* Problem *
Find each line containing the string "with" and return it.

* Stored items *
______

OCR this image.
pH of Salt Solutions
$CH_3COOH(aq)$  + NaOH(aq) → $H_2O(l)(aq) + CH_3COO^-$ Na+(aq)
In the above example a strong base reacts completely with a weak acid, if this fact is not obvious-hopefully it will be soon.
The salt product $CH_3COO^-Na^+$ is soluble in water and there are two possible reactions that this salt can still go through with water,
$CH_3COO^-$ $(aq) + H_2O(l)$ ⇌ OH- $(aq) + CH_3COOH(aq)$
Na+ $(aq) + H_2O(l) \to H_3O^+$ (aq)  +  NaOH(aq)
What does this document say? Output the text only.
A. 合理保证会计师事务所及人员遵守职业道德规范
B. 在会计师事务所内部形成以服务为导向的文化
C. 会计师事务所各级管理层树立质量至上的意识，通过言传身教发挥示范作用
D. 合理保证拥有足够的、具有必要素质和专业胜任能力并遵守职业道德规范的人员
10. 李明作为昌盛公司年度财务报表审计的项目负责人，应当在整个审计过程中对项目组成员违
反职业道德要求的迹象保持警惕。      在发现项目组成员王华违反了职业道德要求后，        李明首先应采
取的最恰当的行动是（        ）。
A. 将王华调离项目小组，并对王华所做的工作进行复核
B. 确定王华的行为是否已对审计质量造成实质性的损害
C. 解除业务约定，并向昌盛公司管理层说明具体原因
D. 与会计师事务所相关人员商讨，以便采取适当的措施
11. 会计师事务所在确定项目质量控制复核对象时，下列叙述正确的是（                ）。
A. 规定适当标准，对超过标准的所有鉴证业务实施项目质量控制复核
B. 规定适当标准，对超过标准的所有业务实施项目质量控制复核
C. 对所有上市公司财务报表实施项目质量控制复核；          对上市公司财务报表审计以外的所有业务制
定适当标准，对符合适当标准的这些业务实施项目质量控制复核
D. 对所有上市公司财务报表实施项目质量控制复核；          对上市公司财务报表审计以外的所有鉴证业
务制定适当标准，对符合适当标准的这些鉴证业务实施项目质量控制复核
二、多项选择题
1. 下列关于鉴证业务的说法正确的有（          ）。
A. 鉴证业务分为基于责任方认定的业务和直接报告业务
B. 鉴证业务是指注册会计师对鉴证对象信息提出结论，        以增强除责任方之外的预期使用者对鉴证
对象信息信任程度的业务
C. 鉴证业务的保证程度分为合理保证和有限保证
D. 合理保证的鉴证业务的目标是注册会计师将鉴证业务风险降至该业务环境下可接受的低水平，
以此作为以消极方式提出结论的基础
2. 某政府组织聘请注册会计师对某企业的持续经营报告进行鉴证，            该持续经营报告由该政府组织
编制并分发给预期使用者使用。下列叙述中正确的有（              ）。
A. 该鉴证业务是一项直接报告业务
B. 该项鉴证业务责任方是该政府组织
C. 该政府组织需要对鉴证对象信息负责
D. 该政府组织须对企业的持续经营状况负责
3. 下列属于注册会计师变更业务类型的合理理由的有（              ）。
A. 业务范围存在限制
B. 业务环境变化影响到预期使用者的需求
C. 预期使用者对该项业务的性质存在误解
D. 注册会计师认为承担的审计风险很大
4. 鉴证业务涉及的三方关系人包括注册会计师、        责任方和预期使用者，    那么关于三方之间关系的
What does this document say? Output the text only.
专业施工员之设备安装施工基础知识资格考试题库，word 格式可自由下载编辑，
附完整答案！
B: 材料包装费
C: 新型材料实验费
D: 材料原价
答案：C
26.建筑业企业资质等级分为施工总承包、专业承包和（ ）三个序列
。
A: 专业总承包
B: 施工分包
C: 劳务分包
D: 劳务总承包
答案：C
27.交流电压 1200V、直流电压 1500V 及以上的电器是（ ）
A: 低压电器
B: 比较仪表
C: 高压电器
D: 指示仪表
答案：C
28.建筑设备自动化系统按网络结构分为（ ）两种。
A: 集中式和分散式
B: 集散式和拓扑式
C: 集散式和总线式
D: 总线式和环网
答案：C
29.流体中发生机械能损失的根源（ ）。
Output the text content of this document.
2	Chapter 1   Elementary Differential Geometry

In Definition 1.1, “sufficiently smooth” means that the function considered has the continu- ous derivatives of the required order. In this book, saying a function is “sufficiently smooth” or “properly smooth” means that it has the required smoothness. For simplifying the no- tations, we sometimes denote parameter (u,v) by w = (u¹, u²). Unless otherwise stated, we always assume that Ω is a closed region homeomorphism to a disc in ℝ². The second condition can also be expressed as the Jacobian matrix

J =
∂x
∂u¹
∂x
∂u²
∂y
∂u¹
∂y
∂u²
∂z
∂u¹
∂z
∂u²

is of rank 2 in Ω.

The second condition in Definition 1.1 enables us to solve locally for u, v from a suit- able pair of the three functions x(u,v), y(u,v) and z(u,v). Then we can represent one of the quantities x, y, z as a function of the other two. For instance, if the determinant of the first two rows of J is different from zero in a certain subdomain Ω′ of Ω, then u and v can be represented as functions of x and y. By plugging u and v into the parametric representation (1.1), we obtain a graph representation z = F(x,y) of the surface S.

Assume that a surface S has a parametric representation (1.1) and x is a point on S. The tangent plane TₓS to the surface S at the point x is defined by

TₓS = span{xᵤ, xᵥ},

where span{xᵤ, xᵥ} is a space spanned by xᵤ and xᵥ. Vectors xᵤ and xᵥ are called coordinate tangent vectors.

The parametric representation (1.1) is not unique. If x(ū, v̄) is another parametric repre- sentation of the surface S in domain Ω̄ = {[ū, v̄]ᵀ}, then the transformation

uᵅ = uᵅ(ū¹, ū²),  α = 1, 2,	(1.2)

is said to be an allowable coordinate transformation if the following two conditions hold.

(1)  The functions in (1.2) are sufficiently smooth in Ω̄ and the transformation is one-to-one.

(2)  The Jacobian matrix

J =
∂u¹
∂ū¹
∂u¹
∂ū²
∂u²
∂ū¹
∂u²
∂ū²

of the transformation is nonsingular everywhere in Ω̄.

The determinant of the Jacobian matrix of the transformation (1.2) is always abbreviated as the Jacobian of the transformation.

______

* Written solution *
In the above example a strong base reacts completely with a weak acid, if this fact is not obvious-hopefully it will be soon.
The salt product $CH_3COO^-Na^+$ is soluble in water and there are two possible reactions that this salt can still go through with water,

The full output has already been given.